Records from a collection of figures
--- Begin ---
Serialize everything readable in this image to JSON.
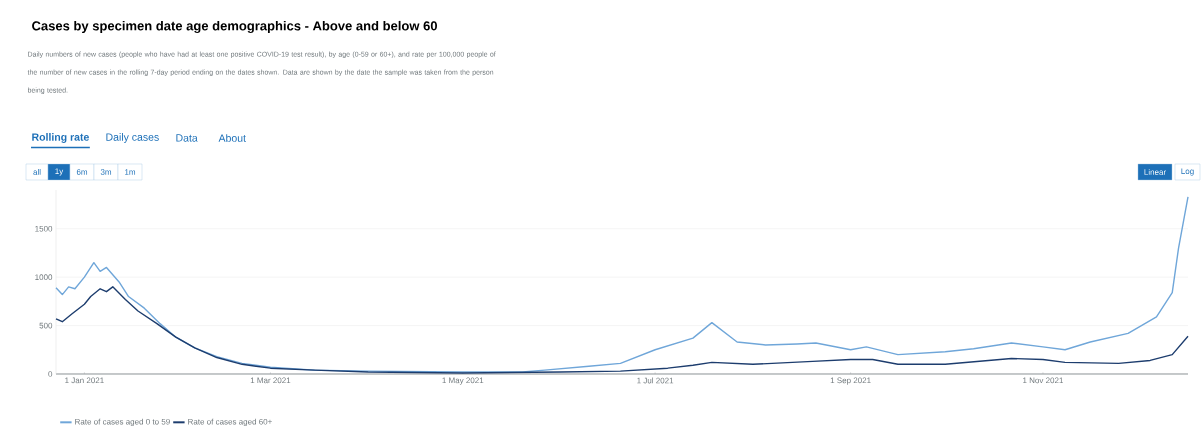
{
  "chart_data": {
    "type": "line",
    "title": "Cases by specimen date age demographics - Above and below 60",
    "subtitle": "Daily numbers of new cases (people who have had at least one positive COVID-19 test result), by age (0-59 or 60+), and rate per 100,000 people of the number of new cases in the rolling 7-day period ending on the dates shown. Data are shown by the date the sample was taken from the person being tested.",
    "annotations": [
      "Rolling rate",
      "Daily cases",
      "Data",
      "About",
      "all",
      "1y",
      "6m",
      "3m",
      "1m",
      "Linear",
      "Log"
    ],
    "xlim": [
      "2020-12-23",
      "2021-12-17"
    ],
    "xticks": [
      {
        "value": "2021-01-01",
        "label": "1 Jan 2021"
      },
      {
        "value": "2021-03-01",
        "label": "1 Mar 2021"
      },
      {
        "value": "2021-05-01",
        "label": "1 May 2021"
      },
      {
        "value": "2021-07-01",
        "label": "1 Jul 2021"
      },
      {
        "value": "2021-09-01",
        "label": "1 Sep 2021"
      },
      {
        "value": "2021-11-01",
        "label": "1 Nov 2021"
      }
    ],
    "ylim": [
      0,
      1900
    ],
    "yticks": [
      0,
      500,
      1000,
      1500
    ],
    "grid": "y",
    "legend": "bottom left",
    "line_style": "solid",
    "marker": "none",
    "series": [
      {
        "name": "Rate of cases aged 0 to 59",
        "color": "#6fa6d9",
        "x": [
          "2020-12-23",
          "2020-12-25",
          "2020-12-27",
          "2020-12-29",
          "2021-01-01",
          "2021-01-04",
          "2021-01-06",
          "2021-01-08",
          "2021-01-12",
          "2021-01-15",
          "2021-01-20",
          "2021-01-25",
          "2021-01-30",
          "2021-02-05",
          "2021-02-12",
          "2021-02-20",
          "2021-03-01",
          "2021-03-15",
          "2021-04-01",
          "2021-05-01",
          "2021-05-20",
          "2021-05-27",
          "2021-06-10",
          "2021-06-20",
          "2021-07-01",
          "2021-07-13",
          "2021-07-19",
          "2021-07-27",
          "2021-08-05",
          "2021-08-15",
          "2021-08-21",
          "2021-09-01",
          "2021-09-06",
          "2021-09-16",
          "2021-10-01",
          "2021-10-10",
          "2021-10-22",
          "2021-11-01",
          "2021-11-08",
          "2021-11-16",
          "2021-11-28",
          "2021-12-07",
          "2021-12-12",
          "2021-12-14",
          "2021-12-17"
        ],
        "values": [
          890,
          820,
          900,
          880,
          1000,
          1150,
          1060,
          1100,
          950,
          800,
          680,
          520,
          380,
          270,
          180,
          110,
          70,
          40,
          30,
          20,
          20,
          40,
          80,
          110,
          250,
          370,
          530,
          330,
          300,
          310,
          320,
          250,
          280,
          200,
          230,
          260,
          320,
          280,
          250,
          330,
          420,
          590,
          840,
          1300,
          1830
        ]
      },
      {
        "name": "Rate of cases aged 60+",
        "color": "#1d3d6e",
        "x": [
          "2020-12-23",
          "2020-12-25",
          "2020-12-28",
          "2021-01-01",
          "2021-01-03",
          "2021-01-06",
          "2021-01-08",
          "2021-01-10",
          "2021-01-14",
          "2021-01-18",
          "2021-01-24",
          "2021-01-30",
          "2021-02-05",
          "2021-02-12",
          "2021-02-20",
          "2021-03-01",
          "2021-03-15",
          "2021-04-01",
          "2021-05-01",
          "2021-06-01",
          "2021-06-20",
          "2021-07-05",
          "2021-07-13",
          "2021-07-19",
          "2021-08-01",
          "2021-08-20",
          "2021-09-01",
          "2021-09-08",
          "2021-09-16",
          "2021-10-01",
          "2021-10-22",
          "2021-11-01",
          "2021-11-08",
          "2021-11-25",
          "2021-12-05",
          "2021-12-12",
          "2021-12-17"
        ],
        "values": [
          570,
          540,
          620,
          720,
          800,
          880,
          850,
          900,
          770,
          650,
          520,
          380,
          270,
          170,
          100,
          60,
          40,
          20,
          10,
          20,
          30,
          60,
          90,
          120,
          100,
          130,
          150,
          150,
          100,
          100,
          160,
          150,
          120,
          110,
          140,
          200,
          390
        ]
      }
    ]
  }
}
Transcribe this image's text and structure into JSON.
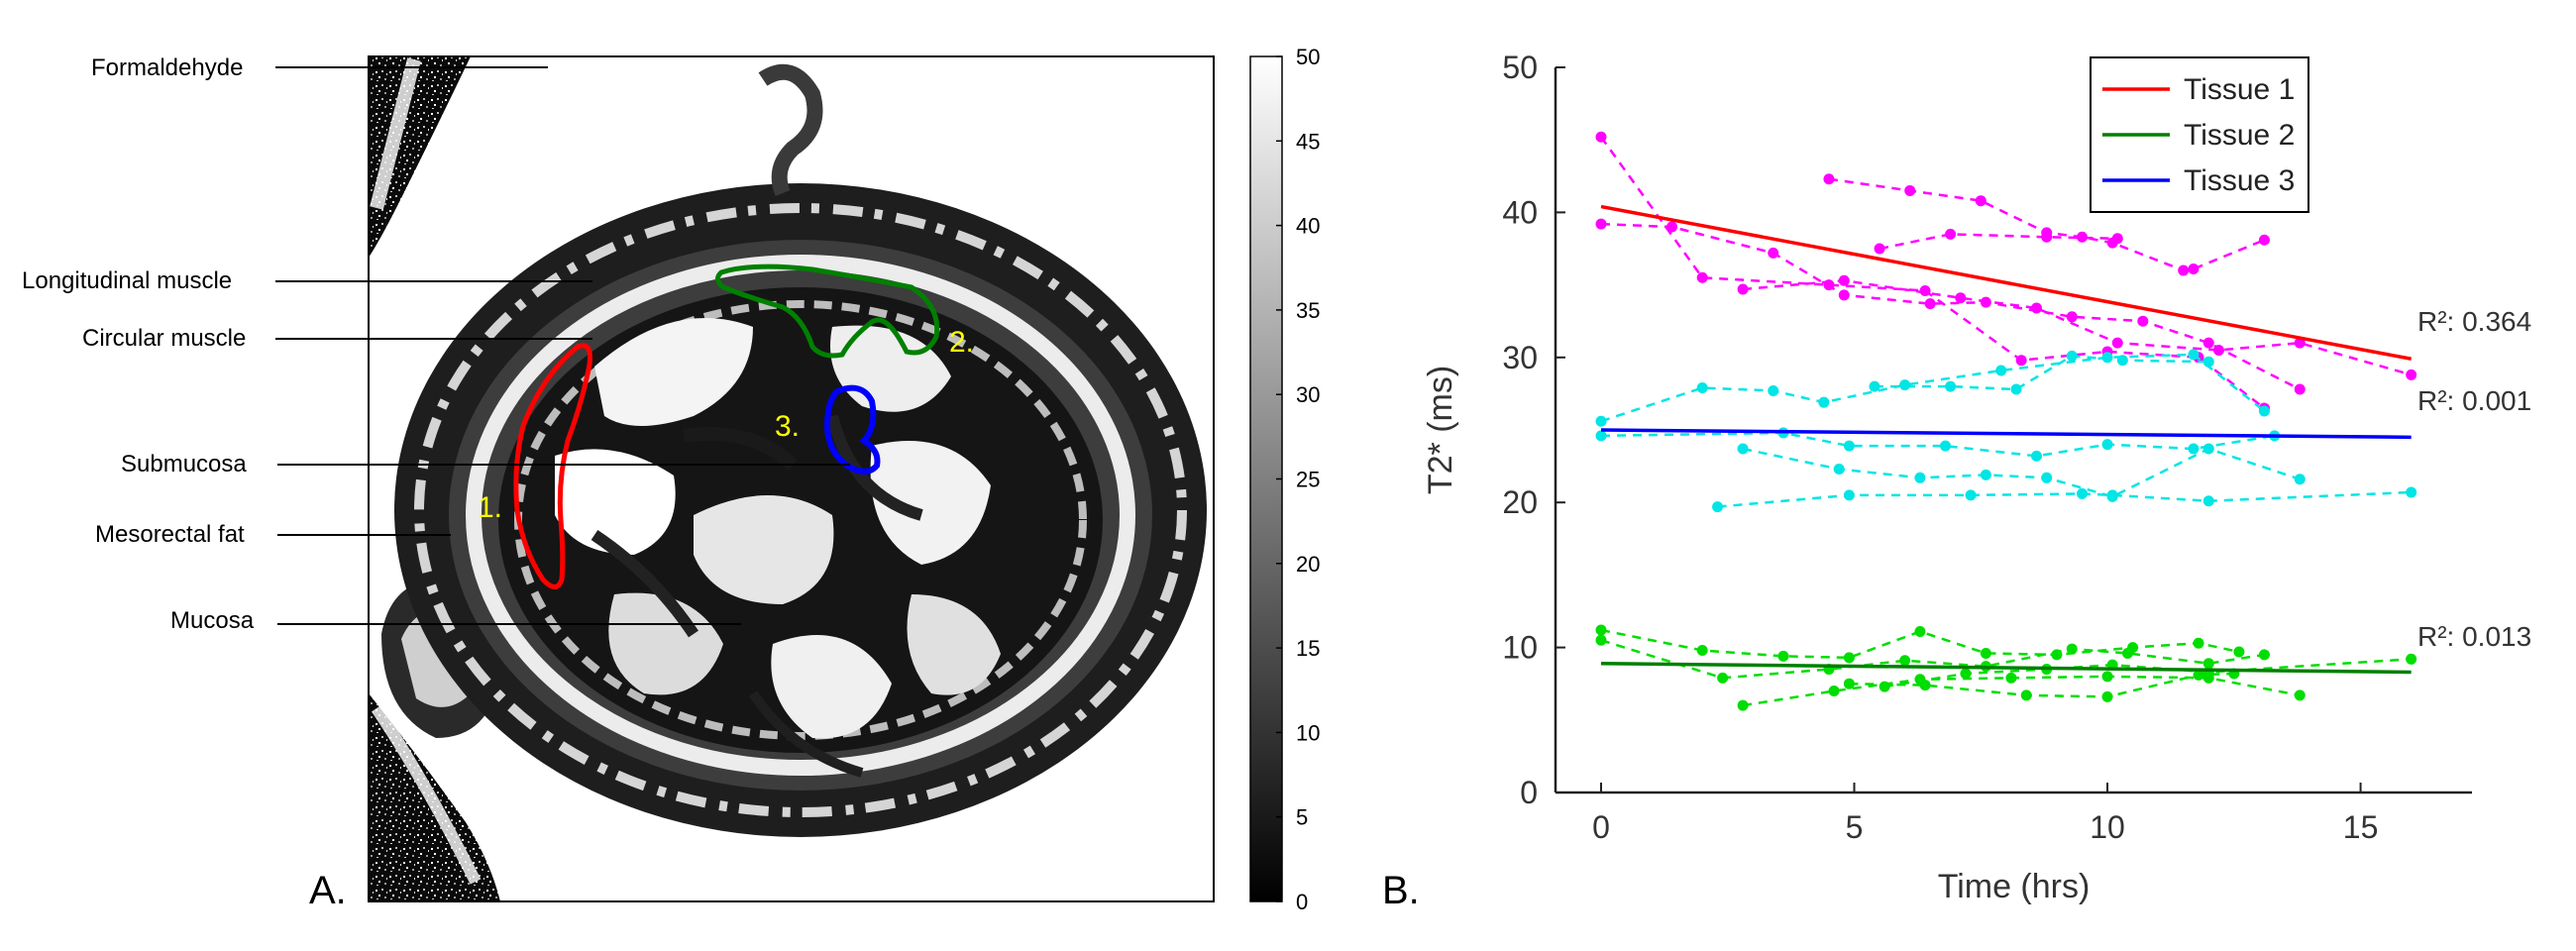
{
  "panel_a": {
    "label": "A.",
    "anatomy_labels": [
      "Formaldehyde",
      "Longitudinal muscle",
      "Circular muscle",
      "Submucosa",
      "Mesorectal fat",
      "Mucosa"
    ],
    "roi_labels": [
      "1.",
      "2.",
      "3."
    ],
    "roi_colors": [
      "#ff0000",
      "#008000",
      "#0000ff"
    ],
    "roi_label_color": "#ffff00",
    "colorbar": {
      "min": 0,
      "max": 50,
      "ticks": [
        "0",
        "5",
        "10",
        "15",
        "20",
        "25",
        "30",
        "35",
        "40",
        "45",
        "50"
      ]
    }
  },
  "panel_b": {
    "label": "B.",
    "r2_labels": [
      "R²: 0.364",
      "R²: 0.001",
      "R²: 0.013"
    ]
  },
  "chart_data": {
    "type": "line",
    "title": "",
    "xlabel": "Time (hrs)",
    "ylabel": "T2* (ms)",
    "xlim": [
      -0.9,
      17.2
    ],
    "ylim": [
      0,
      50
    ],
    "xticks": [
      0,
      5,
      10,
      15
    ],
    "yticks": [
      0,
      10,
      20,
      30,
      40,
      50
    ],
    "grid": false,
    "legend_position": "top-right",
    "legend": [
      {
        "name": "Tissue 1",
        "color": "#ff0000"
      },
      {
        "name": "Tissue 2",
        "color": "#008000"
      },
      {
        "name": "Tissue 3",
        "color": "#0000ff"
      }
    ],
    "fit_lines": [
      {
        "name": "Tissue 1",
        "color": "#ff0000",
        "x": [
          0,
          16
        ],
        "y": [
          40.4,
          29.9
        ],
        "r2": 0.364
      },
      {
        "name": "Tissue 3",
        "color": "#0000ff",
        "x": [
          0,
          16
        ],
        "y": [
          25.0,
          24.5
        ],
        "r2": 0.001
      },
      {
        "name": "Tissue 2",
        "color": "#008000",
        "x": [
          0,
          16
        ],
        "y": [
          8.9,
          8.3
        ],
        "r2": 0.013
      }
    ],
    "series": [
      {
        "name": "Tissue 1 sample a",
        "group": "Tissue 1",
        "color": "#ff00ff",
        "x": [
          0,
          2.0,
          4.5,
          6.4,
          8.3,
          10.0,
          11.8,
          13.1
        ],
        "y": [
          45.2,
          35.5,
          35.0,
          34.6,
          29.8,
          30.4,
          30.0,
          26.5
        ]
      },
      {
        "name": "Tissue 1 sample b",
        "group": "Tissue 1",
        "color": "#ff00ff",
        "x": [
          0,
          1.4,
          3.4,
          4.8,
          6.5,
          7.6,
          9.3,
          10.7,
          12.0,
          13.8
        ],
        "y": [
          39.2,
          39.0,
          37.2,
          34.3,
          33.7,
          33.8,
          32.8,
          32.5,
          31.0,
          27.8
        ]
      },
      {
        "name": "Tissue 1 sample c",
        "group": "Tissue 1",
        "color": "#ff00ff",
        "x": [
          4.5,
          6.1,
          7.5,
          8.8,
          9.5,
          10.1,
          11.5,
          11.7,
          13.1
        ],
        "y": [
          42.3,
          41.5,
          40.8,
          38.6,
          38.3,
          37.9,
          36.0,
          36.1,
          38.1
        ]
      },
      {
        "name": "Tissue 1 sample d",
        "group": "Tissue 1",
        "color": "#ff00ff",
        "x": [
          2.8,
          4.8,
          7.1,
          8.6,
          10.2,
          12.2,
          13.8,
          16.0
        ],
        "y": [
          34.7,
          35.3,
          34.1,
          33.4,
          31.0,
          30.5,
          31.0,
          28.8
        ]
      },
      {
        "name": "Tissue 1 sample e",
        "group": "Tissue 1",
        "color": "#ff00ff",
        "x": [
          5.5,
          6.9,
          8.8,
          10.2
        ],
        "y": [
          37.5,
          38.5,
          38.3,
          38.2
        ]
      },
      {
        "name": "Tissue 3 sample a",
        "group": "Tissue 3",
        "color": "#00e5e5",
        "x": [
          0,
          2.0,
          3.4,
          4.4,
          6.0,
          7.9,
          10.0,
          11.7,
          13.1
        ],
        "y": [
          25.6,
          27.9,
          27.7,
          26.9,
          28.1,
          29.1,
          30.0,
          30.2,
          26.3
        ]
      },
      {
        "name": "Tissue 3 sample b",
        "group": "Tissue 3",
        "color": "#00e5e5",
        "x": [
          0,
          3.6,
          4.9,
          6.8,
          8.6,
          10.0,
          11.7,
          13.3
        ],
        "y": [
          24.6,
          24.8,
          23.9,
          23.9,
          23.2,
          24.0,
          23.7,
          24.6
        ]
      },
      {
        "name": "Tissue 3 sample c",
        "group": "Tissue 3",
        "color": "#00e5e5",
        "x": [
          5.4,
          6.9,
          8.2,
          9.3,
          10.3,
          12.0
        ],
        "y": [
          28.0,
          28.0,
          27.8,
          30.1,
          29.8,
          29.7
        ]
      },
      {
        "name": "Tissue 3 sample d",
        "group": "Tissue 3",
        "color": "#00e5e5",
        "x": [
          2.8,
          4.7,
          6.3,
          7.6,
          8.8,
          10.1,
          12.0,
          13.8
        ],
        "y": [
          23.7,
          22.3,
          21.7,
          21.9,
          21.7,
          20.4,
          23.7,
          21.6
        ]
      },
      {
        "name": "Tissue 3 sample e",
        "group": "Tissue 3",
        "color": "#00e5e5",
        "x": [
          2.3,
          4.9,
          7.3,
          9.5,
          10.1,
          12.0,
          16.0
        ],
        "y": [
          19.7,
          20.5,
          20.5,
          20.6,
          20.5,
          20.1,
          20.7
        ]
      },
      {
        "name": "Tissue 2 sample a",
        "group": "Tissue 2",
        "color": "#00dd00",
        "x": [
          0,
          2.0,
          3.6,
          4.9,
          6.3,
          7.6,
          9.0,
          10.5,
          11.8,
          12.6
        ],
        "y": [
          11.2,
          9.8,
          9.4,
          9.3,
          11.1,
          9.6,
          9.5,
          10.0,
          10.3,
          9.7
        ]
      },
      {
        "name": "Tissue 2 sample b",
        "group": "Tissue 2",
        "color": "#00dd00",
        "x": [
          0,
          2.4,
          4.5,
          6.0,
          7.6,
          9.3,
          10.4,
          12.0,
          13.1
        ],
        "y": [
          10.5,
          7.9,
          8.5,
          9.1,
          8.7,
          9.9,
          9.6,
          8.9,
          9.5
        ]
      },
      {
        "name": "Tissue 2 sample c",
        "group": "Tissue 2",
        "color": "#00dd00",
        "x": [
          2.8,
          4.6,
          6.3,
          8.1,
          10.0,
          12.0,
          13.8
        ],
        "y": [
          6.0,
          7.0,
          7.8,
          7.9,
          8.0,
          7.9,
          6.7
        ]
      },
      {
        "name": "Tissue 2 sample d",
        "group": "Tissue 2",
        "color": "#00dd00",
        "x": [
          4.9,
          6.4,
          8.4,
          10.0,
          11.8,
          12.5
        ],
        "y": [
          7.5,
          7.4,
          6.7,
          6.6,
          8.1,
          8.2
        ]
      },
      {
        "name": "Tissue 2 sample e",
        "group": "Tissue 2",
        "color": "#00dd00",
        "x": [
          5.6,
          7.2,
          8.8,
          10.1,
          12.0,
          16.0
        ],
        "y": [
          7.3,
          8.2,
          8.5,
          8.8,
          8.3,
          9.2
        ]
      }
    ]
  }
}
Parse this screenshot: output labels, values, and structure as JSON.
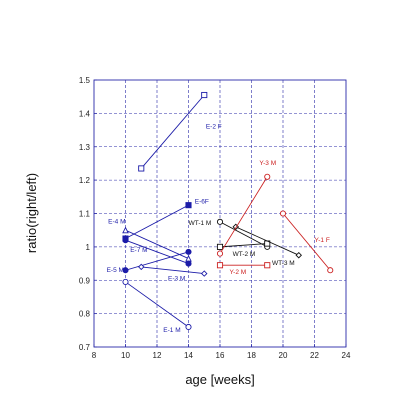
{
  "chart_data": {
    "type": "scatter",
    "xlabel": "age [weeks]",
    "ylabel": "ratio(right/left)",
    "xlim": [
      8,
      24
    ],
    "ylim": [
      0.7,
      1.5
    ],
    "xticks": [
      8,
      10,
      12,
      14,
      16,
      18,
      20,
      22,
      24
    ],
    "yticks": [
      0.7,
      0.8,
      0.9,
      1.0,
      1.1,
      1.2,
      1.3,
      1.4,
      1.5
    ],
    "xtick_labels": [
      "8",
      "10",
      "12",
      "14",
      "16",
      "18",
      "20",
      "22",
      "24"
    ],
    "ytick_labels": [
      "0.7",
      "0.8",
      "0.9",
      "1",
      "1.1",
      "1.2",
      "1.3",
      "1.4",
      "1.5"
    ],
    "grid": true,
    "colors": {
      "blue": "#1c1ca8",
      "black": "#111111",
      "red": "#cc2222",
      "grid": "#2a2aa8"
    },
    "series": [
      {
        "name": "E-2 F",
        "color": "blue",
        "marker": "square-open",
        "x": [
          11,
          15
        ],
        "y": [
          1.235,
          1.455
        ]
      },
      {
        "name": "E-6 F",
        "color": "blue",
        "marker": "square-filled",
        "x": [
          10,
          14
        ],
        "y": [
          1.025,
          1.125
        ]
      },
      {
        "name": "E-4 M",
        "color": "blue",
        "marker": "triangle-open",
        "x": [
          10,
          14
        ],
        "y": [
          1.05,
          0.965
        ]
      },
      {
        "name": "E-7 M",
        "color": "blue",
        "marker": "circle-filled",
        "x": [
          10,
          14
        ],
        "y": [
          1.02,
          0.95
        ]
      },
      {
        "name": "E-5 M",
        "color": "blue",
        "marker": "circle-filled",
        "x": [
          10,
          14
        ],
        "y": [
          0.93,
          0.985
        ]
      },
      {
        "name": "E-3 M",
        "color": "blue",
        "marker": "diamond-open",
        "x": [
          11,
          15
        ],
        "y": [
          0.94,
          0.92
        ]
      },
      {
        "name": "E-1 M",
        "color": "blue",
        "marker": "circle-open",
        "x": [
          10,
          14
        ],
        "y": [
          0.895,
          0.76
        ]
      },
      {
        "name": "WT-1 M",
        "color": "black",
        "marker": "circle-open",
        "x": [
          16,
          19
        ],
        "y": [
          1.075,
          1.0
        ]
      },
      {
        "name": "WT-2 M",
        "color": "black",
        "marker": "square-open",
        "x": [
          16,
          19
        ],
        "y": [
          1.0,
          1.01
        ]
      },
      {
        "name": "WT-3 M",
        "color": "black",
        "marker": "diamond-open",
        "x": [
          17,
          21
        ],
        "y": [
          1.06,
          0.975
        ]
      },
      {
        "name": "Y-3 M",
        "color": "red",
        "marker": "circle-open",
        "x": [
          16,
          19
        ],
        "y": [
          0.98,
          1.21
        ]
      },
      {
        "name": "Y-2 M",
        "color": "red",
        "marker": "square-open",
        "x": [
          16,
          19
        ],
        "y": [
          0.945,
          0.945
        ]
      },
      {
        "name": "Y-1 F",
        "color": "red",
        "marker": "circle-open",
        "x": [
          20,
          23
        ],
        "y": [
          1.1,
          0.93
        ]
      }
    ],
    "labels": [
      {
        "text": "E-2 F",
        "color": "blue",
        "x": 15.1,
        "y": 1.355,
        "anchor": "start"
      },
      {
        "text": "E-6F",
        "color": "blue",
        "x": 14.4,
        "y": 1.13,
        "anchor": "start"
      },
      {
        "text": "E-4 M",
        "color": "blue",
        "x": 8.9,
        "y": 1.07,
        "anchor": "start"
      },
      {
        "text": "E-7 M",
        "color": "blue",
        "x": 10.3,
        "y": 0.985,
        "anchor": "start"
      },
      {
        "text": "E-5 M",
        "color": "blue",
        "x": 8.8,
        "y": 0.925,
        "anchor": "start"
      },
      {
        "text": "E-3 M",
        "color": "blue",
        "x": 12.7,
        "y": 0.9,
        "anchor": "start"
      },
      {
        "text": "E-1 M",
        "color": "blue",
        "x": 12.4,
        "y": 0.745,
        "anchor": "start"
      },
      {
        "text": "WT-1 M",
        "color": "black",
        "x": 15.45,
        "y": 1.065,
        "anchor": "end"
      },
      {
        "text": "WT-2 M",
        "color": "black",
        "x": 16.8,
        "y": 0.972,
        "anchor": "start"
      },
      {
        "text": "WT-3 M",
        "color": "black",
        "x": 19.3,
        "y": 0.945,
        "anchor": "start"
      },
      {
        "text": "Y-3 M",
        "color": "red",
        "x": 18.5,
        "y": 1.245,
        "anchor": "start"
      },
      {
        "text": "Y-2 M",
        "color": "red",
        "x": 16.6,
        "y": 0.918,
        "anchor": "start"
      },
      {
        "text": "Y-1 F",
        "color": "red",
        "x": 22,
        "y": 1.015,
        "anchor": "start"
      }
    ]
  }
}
--- End ---
*INSTRUCTIONS FOR THE TASK*.
Which lines hold the word "this"? Show each one.

*RESPONSE TO THE EXERCISE*.
Serialize everything readable in this image to JSON.
Transcribe this image's text and structure into JSON.
Parse this screenshot: output labels, values, and structure as JSON.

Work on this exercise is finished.